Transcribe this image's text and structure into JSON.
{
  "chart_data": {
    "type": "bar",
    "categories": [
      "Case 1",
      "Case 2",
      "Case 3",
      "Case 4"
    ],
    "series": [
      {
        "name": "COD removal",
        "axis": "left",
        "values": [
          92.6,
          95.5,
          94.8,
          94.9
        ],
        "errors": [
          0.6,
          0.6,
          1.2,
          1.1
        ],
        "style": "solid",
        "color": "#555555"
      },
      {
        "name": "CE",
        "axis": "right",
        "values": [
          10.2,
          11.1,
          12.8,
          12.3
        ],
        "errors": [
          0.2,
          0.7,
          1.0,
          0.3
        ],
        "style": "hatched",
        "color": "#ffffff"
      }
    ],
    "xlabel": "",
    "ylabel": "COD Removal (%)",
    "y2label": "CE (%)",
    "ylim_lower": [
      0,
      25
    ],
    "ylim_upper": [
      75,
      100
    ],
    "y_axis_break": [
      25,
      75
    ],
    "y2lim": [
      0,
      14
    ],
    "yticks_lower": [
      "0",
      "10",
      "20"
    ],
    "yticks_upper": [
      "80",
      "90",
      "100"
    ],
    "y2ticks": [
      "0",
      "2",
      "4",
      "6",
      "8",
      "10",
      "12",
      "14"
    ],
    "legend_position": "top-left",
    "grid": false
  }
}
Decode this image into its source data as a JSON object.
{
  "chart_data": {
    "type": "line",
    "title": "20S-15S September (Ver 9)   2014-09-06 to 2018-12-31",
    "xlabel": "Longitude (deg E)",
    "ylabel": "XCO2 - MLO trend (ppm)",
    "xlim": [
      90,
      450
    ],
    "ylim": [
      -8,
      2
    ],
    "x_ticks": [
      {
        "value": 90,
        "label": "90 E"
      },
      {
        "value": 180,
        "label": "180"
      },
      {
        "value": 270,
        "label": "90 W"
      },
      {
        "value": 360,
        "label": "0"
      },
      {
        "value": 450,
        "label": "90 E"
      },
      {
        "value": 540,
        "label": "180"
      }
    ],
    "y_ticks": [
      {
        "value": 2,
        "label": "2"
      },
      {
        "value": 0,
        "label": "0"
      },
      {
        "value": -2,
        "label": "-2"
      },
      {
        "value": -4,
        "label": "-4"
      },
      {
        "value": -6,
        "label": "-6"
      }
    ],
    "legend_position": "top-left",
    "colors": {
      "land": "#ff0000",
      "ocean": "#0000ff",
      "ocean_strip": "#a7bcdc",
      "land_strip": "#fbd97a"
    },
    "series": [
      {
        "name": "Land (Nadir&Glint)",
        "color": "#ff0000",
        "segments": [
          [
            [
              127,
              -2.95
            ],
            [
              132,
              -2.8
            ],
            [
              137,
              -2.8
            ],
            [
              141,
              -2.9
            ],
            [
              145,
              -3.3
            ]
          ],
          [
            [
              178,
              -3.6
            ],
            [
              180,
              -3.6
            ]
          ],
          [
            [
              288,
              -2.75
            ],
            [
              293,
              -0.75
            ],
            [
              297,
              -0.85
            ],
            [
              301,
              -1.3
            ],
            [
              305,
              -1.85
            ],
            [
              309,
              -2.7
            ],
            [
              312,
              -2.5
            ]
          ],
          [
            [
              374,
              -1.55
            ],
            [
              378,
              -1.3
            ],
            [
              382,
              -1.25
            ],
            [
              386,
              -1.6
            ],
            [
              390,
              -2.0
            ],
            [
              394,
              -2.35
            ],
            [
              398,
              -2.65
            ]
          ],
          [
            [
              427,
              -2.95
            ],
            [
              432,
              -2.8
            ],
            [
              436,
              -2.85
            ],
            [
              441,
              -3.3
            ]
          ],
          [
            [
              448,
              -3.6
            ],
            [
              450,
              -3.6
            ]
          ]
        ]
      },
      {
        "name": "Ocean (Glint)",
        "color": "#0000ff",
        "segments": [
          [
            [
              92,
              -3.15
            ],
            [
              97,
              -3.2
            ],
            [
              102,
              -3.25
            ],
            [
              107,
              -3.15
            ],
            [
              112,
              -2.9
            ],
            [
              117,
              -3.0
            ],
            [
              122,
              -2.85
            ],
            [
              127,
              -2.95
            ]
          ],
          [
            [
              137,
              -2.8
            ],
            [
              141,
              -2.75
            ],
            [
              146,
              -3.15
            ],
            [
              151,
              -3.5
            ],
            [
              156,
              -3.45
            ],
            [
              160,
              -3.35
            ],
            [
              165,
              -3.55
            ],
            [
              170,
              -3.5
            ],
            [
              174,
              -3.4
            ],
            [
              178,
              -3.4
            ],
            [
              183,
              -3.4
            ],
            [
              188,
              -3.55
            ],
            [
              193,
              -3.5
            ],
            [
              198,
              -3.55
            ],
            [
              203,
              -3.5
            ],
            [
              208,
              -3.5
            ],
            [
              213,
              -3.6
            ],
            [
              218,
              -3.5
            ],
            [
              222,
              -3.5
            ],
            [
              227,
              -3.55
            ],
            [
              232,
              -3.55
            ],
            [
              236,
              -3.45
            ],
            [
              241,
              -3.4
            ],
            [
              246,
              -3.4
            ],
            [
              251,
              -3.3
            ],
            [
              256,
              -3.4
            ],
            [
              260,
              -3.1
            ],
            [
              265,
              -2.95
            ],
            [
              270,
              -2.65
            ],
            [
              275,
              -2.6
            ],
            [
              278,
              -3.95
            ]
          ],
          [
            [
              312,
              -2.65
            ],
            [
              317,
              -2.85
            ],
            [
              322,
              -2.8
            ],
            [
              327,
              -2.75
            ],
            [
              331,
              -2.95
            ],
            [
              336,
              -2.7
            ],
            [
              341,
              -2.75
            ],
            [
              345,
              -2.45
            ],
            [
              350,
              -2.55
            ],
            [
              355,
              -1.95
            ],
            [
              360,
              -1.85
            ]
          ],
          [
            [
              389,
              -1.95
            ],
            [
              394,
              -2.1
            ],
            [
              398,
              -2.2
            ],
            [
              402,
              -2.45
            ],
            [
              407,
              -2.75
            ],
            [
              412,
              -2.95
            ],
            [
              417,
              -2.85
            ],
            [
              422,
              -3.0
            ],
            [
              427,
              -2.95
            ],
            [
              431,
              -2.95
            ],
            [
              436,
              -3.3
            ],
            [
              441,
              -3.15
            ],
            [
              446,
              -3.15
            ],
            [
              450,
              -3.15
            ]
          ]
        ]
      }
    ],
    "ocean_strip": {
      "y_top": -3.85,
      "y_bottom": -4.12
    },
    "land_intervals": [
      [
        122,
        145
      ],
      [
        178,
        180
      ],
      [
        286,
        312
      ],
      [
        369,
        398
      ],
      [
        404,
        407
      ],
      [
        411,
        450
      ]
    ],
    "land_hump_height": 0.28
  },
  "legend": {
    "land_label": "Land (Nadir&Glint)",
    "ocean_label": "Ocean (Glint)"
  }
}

◇ ◇ ◇ ◇ ◇

WHAT YOU SHOULD DO:
Every entry in the listing must be retyped exactly.

OUTPUT BELOW:
Transcribe this image's text and structure into JSON.
{
  "chart_data": {
    "type": "bar",
    "categories": [
      "Case 1",
      "Case 2",
      "Case 3",
      "Case 4"
    ],
    "series": [
      {
        "name": "COD removal",
        "axis": "left",
        "values": [
          92.6,
          95.5,
          94.8,
          94.9
        ],
        "errors": [
          0.6,
          0.6,
          1.2,
          1.1
        ],
        "style": "solid",
        "color": "#555555"
      },
      {
        "name": "CE",
        "axis": "right",
        "values": [
          10.2,
          11.1,
          12.8,
          12.3
        ],
        "errors": [
          0.2,
          0.7,
          1.0,
          0.3
        ],
        "style": "hatched",
        "color": "#ffffff"
      }
    ],
    "xlabel": "",
    "ylabel": "COD Removal (%)",
    "y2label": "CE (%)",
    "ylim_lower": [
      0,
      25
    ],
    "ylim_upper": [
      75,
      100
    ],
    "y_axis_break": [
      25,
      75
    ],
    "y2lim": [
      0,
      14
    ],
    "yticks_lower": [
      "0",
      "10",
      "20"
    ],
    "yticks_upper": [
      "80",
      "90",
      "100"
    ],
    "y2ticks": [
      "0",
      "2",
      "4",
      "6",
      "8",
      "10",
      "12",
      "14"
    ],
    "legend_position": "top-left",
    "grid": false
  }
}
Decode this image into its source data as a JSON object.
{
  "chart_data": {
    "type": "line",
    "title": "20S-15S September (Ver 9)   2014-09-06 to 2018-12-31",
    "xlabel": "Longitude (deg E)",
    "ylabel": "XCO2 - MLO trend (ppm)",
    "xlim": [
      90,
      450
    ],
    "ylim": [
      -8,
      2
    ],
    "x_ticks": [
      {
        "value": 90,
        "label": "90 E"
      },
      {
        "value": 180,
        "label": "180"
      },
      {
        "value": 270,
        "label": "90 W"
      },
      {
        "value": 360,
        "label": "0"
      },
      {
        "value": 450,
        "label": "90 E"
      },
      {
        "value": 540,
        "label": "180"
      }
    ],
    "y_ticks": [
      {
        "value": 2,
        "label": "2"
      },
      {
        "value": 0,
        "label": "0"
      },
      {
        "value": -2,
        "label": "-2"
      },
      {
        "value": -4,
        "label": "-4"
      },
      {
        "value": -6,
        "label": "-6"
      }
    ],
    "legend_position": "top-left",
    "colors": {
      "land": "#ff0000",
      "ocean": "#0000ff",
      "ocean_strip": "#a7bcdc",
      "land_strip": "#fbd97a"
    },
    "series": [
      {
        "name": "Land (Nadir&Glint)",
        "color": "#ff0000",
        "segments": [
          [
            [
              127,
              -2.95
            ],
            [
              132,
              -2.8
            ],
            [
              137,
              -2.8
            ],
            [
              141,
              -2.9
            ],
            [
              145,
              -3.3
            ]
          ],
          [
            [
              178,
              -3.6
            ],
            [
              180,
              -3.6
            ]
          ],
          [
            [
              288,
              -2.75
            ],
            [
              293,
              -0.75
            ],
            [
              297,
              -0.85
            ],
            [
              301,
              -1.3
            ],
            [
              305,
              -1.85
            ],
            [
              309,
              -2.7
            ],
            [
              312,
              -2.5
            ]
          ],
          [
            [
              374,
              -1.55
            ],
            [
              378,
              -1.3
            ],
            [
              382,
              -1.25
            ],
            [
              386,
              -1.6
            ],
            [
              390,
              -2.0
            ],
            [
              394,
              -2.35
            ],
            [
              398,
              -2.65
            ]
          ],
          [
            [
              427,
              -2.95
            ],
            [
              432,
              -2.8
            ],
            [
              436,
              -2.85
            ],
            [
              441,
              -3.3
            ]
          ],
          [
            [
              448,
              -3.6
            ],
            [
              450,
              -3.6
            ]
          ]
        ]
      },
      {
        "name": "Ocean (Glint)",
        "color": "#0000ff",
        "segments": [
          [
            [
              92,
              -3.15
            ],
            [
              97,
              -3.2
            ],
            [
              102,
              -3.25
            ],
            [
              107,
              -3.15
            ],
            [
              112,
              -2.9
            ],
            [
              117,
              -3.0
            ],
            [
              122,
              -2.85
            ],
            [
              127,
              -2.95
            ]
          ],
          [
            [
              137,
              -2.8
            ],
            [
              141,
              -2.75
            ],
            [
              146,
              -3.15
            ],
            [
              151,
              -3.5
            ],
            [
              156,
              -3.45
            ],
            [
              160,
              -3.35
            ],
            [
              165,
              -3.55
            ],
            [
              170,
              -3.5
            ],
            [
              174,
              -3.4
            ],
            [
              178,
              -3.4
            ],
            [
              183,
              -3.4
            ],
            [
              188,
              -3.55
            ],
            [
              193,
              -3.5
            ],
            [
              198,
              -3.55
            ],
            [
              203,
              -3.5
            ],
            [
              208,
              -3.5
            ],
            [
              213,
              -3.6
            ],
            [
              218,
              -3.5
            ],
            [
              222,
              -3.5
            ],
            [
              227,
              -3.55
            ],
            [
              232,
              -3.55
            ],
            [
              236,
              -3.45
            ],
            [
              241,
              -3.4
            ],
            [
              246,
              -3.4
            ],
            [
              251,
              -3.3
            ],
            [
              256,
              -3.4
            ],
            [
              260,
              -3.1
            ],
            [
              265,
              -2.95
            ],
            [
              270,
              -2.65
            ],
            [
              275,
              -2.6
            ],
            [
              278,
              -3.95
            ]
          ],
          [
            [
              312,
              -2.65
            ],
            [
              317,
              -2.85
            ],
            [
              322,
              -2.8
            ],
            [
              327,
              -2.75
            ],
            [
              331,
              -2.95
            ],
            [
              336,
              -2.7
            ],
            [
              341,
              -2.75
            ],
            [
              345,
              -2.45
            ],
            [
              350,
              -2.55
            ],
            [
              355,
              -1.95
            ],
            [
              360,
              -1.85
            ]
          ],
          [
            [
              389,
              -1.95
            ],
            [
              394,
              -2.1
            ],
            [
              398,
              -2.2
            ],
            [
              402,
              -2.45
            ],
            [
              407,
              -2.75
            ],
            [
              412,
              -2.95
            ],
            [
              417,
              -2.85
            ],
            [
              422,
              -3.0
            ],
            [
              427,
              -2.95
            ],
            [
              431,
              -2.95
            ],
            [
              436,
              -3.3
            ],
            [
              441,
              -3.15
            ],
            [
              446,
              -3.15
            ],
            [
              450,
              -3.15
            ]
          ]
        ]
      }
    ],
    "ocean_strip": {
      "y_top": -3.85,
      "y_bottom": -4.12
    },
    "land_intervals": [
      [
        122,
        145
      ],
      [
        178,
        180
      ],
      [
        286,
        312
      ],
      [
        369,
        398
      ],
      [
        404,
        407
      ],
      [
        411,
        450
      ]
    ],
    "land_hump_height": 0.28
  },
  "legend": {
    "land_label": "Land (Nadir&Glint)",
    "ocean_label": "Ocean (Glint)"
  }
}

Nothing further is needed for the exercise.